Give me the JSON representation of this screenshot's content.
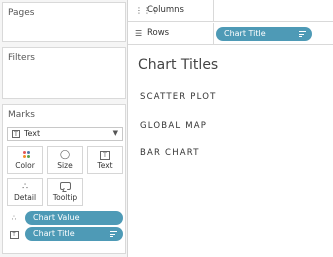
{
  "cards": {
    "pages_title": "Pages",
    "filters_title": "Filters",
    "marks_title": "Marks"
  },
  "marks": {
    "mark_type": "Text",
    "buttons": {
      "color": "Color",
      "size": "Size",
      "text": "Text",
      "detail": "Detail",
      "tooltip": "Tooltip"
    },
    "fields": [
      {
        "label": "Chart Value",
        "icon": "detail-dots-icon"
      },
      {
        "label": "Chart Title",
        "icon": "text-box-icon",
        "sorted": true
      }
    ]
  },
  "shelves": {
    "columns_label": "Columns",
    "rows_label": "Rows",
    "rows_pill": "Chart Title"
  },
  "view": {
    "title": "Chart Titles",
    "rows": [
      "SCATTER PLOT",
      "GLOBAL MAP",
      "BAR CHART"
    ]
  },
  "colors": {
    "pill": "#4e9ab6",
    "color_dots": [
      "#e15759",
      "#4e79a7",
      "#f28e2b",
      "#59a14f"
    ]
  }
}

• [What you will do]: Determine the count of lines in the data above with the string "detail" in them, and give that count alone.

• [Result below]: 2